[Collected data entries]
+--
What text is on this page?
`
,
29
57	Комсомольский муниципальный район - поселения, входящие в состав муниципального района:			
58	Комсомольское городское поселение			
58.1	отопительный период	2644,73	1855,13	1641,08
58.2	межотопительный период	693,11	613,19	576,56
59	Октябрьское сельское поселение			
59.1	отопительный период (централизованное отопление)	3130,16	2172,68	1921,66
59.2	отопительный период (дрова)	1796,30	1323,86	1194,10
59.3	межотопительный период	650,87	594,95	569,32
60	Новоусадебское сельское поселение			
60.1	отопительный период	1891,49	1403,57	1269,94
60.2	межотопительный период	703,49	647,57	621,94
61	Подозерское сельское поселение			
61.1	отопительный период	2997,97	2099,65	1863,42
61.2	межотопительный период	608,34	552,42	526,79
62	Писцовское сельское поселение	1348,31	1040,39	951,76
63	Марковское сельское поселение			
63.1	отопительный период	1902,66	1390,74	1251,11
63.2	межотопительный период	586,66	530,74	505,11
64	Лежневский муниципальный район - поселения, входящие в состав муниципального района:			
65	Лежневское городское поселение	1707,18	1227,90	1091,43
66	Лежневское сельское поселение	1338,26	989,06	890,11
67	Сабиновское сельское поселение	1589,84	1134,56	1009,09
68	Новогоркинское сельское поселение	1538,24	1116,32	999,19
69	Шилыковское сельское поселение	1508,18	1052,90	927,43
+--
What the task requires:
Please output the complete data exactly.

Written solution:
What text is on this page?
`
,
29
57	Комсомольский муниципальный район - поселения, входящие в состав муниципального района:			
58	Комсомольское городское поселение			
58.1	отопительный период	2644,73	1855,13	1641,08
58.2	межотопительный период	693,11	613,19	576,56
59	Октябрьское сельское поселение			
59.1	отопительный период (централизованное отопление)	3130,16	2172,68	1921,66
59.2	отопительный период (дрова)	1796,30	1323,86	1194,10
59.3	межотопительный период	650,87	594,95	569,32
60	Новоусадебское сельское поселение			
60.1	отопительный период	1891,49	1403,57	1269,94
60.2	межотопительный период	703,49	647,57	621,94
61	Подозерское сельское поселение			
61.1	отопительный период	2997,97	2099,65	1863,42
61.2	межотопительный период	608,34	552,42	526,79
62	Писцовское сельское поселение	1348,31	1040,39	951,76
63	Марковское сельское поселение			
63.1	отопительный период	1902,66	1390,74	1251,11
63.2	межотопительный период	586,66	530,74	505,11
64	Лежневский муниципальный район - поселения, входящие в состав муниципального района:			
65	Лежневское городское поселение	1707,18	1227,90	1091,43
66	Лежневское сельское поселение	1338,26	989,06	890,11
67	Сабиновское сельское поселение	1589,84	1134,56	1009,09
68	Новогоркинское сельское поселение	1538,24	1116,32	999,19
69	Шилыковское сельское поселение	1508,18	1052,90	927,43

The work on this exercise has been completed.